> Task:
Every record that follows must be duplicated exactly, with images left out.

> Data for the task:
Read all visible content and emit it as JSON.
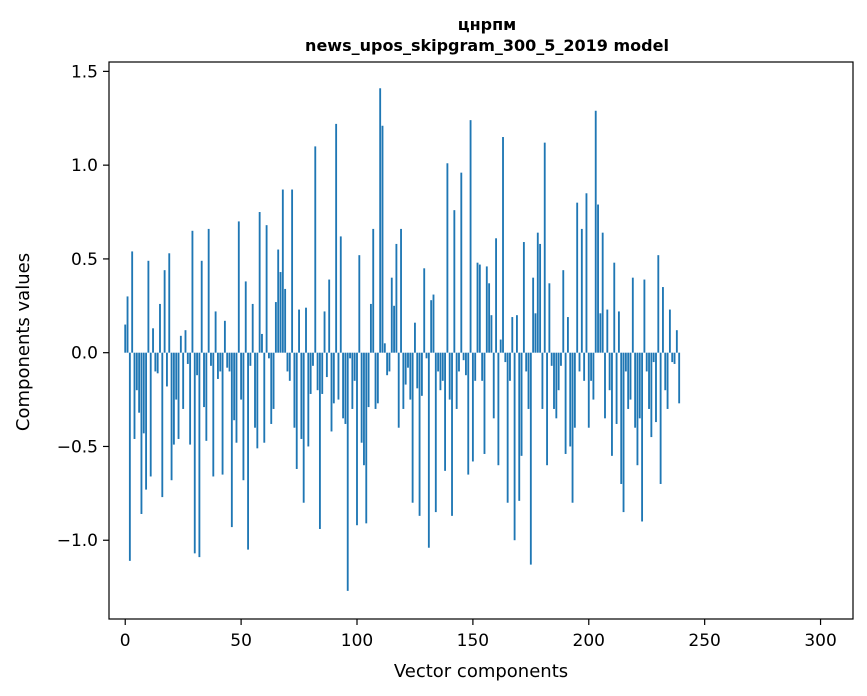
{
  "chart_data": {
    "type": "bar",
    "title": "цнрпм",
    "subtitle": "news_upos_skipgram_300_5_2019 model",
    "xlabel": "Vector components",
    "ylabel": "Components values",
    "xlim": [
      -7,
      314
    ],
    "ylim": [
      -1.42,
      1.55
    ],
    "xticks": [
      0,
      50,
      100,
      150,
      200,
      250,
      300
    ],
    "xtick_labels": [
      "0",
      "50",
      "100",
      "150",
      "200",
      "250",
      "300"
    ],
    "yticks": [
      -1.0,
      -0.5,
      0.0,
      0.5,
      1.0,
      1.5
    ],
    "ytick_labels": [
      "−1.0",
      "−0.5",
      "0.0",
      "0.5",
      "1.0",
      "1.5"
    ],
    "grid": false,
    "bar_color": "#1f77b4",
    "values": [
      0.15,
      0.3,
      -1.11,
      0.54,
      -0.46,
      -0.2,
      -0.32,
      -0.86,
      -0.43,
      -0.73,
      0.49,
      -0.66,
      0.13,
      -0.1,
      -0.11,
      0.26,
      -0.77,
      0.44,
      -0.18,
      0.53,
      -0.68,
      -0.49,
      -0.25,
      -0.46,
      0.09,
      -0.3,
      0.12,
      -0.06,
      -0.49,
      0.65,
      -1.07,
      -0.12,
      -1.09,
      0.49,
      -0.29,
      -0.47,
      0.66,
      -0.07,
      -0.66,
      0.22,
      -0.14,
      -0.1,
      -0.65,
      0.17,
      -0.08,
      -0.1,
      -0.93,
      -0.36,
      -0.48,
      0.7,
      -0.25,
      -0.68,
      0.38,
      -1.05,
      -0.07,
      0.26,
      -0.4,
      -0.51,
      0.75,
      0.1,
      -0.48,
      0.68,
      -0.03,
      -0.38,
      -0.3,
      0.27,
      0.55,
      0.43,
      0.87,
      0.34,
      -0.1,
      -0.15,
      0.87,
      -0.4,
      -0.62,
      0.23,
      -0.46,
      -0.8,
      0.24,
      -0.5,
      -0.22,
      -0.07,
      1.1,
      -0.2,
      -0.94,
      -0.22,
      0.22,
      -0.13,
      0.39,
      -0.42,
      -0.27,
      1.22,
      -0.25,
      0.62,
      -0.35,
      -0.38,
      -1.27,
      -0.03,
      -0.3,
      -0.15,
      -0.92,
      0.52,
      -0.48,
      -0.6,
      -0.91,
      -0.29,
      0.26,
      0.66,
      -0.3,
      -0.27,
      1.41,
      1.21,
      0.05,
      -0.12,
      -0.1,
      0.4,
      0.25,
      0.58,
      -0.4,
      0.66,
      -0.3,
      -0.17,
      -0.08,
      -0.25,
      -0.8,
      0.16,
      -0.19,
      -0.87,
      -0.23,
      0.45,
      -0.03,
      -1.04,
      0.28,
      0.31,
      -0.85,
      -0.1,
      -0.2,
      -0.15,
      -0.63,
      1.01,
      -0.25,
      -0.87,
      0.76,
      -0.3,
      -0.1,
      0.96,
      -0.04,
      -0.12,
      -0.65,
      1.24,
      -0.58,
      -0.15,
      0.48,
      0.47,
      -0.15,
      -0.54,
      0.46,
      0.37,
      0.2,
      -0.35,
      0.61,
      -0.6,
      0.07,
      1.15,
      -0.05,
      -0.8,
      -0.15,
      0.19,
      -1.0,
      0.2,
      -0.79,
      -0.55,
      0.59,
      -0.1,
      -0.3,
      -1.13,
      0.4,
      0.21,
      0.64,
      0.58,
      -0.3,
      1.12,
      -0.6,
      0.37,
      -0.07,
      -0.3,
      -0.35,
      -0.2,
      -0.07,
      0.44,
      -0.54,
      0.19,
      -0.5,
      -0.8,
      -0.4,
      0.8,
      -0.1,
      0.66,
      -0.15,
      0.85,
      -0.4,
      -0.15,
      -0.25,
      1.29,
      0.79,
      0.21,
      0.64,
      -0.35,
      0.23,
      -0.2,
      -0.55,
      0.48,
      -0.38,
      0.22,
      -0.7,
      -0.85,
      -0.1,
      -0.3,
      -0.25,
      0.4,
      -0.4,
      -0.6,
      -0.35,
      -0.9,
      0.39,
      -0.1,
      -0.3,
      -0.45,
      -0.05,
      -0.37,
      0.52,
      -0.7,
      0.35,
      -0.2,
      -0.3,
      0.23,
      -0.05,
      -0.06,
      0.12,
      -0.27
    ]
  }
}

> Output of the exercise:
Read all visible content and emit it as JSON.
{
  "chart_data": {
    "type": "bar",
    "title": "цнрпм",
    "subtitle": "news_upos_skipgram_300_5_2019 model",
    "xlabel": "Vector components",
    "ylabel": "Components values",
    "xlim": [
      -7,
      314
    ],
    "ylim": [
      -1.42,
      1.55
    ],
    "xticks": [
      0,
      50,
      100,
      150,
      200,
      250,
      300
    ],
    "xtick_labels": [
      "0",
      "50",
      "100",
      "150",
      "200",
      "250",
      "300"
    ],
    "yticks": [
      -1.0,
      -0.5,
      0.0,
      0.5,
      1.0,
      1.5
    ],
    "ytick_labels": [
      "−1.0",
      "−0.5",
      "0.0",
      "0.5",
      "1.0",
      "1.5"
    ],
    "grid": false,
    "bar_color": "#1f77b4",
    "values": [
      0.15,
      0.3,
      -1.11,
      0.54,
      -0.46,
      -0.2,
      -0.32,
      -0.86,
      -0.43,
      -0.73,
      0.49,
      -0.66,
      0.13,
      -0.1,
      -0.11,
      0.26,
      -0.77,
      0.44,
      -0.18,
      0.53,
      -0.68,
      -0.49,
      -0.25,
      -0.46,
      0.09,
      -0.3,
      0.12,
      -0.06,
      -0.49,
      0.65,
      -1.07,
      -0.12,
      -1.09,
      0.49,
      -0.29,
      -0.47,
      0.66,
      -0.07,
      -0.66,
      0.22,
      -0.14,
      -0.1,
      -0.65,
      0.17,
      -0.08,
      -0.1,
      -0.93,
      -0.36,
      -0.48,
      0.7,
      -0.25,
      -0.68,
      0.38,
      -1.05,
      -0.07,
      0.26,
      -0.4,
      -0.51,
      0.75,
      0.1,
      -0.48,
      0.68,
      -0.03,
      -0.38,
      -0.3,
      0.27,
      0.55,
      0.43,
      0.87,
      0.34,
      -0.1,
      -0.15,
      0.87,
      -0.4,
      -0.62,
      0.23,
      -0.46,
      -0.8,
      0.24,
      -0.5,
      -0.22,
      -0.07,
      1.1,
      -0.2,
      -0.94,
      -0.22,
      0.22,
      -0.13,
      0.39,
      -0.42,
      -0.27,
      1.22,
      -0.25,
      0.62,
      -0.35,
      -0.38,
      -1.27,
      -0.03,
      -0.3,
      -0.15,
      -0.92,
      0.52,
      -0.48,
      -0.6,
      -0.91,
      -0.29,
      0.26,
      0.66,
      -0.3,
      -0.27,
      1.41,
      1.21,
      0.05,
      -0.12,
      -0.1,
      0.4,
      0.25,
      0.58,
      -0.4,
      0.66,
      -0.3,
      -0.17,
      -0.08,
      -0.25,
      -0.8,
      0.16,
      -0.19,
      -0.87,
      -0.23,
      0.45,
      -0.03,
      -1.04,
      0.28,
      0.31,
      -0.85,
      -0.1,
      -0.2,
      -0.15,
      -0.63,
      1.01,
      -0.25,
      -0.87,
      0.76,
      -0.3,
      -0.1,
      0.96,
      -0.04,
      -0.12,
      -0.65,
      1.24,
      -0.58,
      -0.15,
      0.48,
      0.47,
      -0.15,
      -0.54,
      0.46,
      0.37,
      0.2,
      -0.35,
      0.61,
      -0.6,
      0.07,
      1.15,
      -0.05,
      -0.8,
      -0.15,
      0.19,
      -1.0,
      0.2,
      -0.79,
      -0.55,
      0.59,
      -0.1,
      -0.3,
      -1.13,
      0.4,
      0.21,
      0.64,
      0.58,
      -0.3,
      1.12,
      -0.6,
      0.37,
      -0.07,
      -0.3,
      -0.35,
      -0.2,
      -0.07,
      0.44,
      -0.54,
      0.19,
      -0.5,
      -0.8,
      -0.4,
      0.8,
      -0.1,
      0.66,
      -0.15,
      0.85,
      -0.4,
      -0.15,
      -0.25,
      1.29,
      0.79,
      0.21,
      0.64,
      -0.35,
      0.23,
      -0.2,
      -0.55,
      0.48,
      -0.38,
      0.22,
      -0.7,
      -0.85,
      -0.1,
      -0.3,
      -0.25,
      0.4,
      -0.4,
      -0.6,
      -0.35,
      -0.9,
      0.39,
      -0.1,
      -0.3,
      -0.45,
      -0.05,
      -0.37,
      0.52,
      -0.7,
      0.35,
      -0.2,
      -0.3,
      0.23,
      -0.05,
      -0.06,
      0.12,
      -0.27
    ]
  }
}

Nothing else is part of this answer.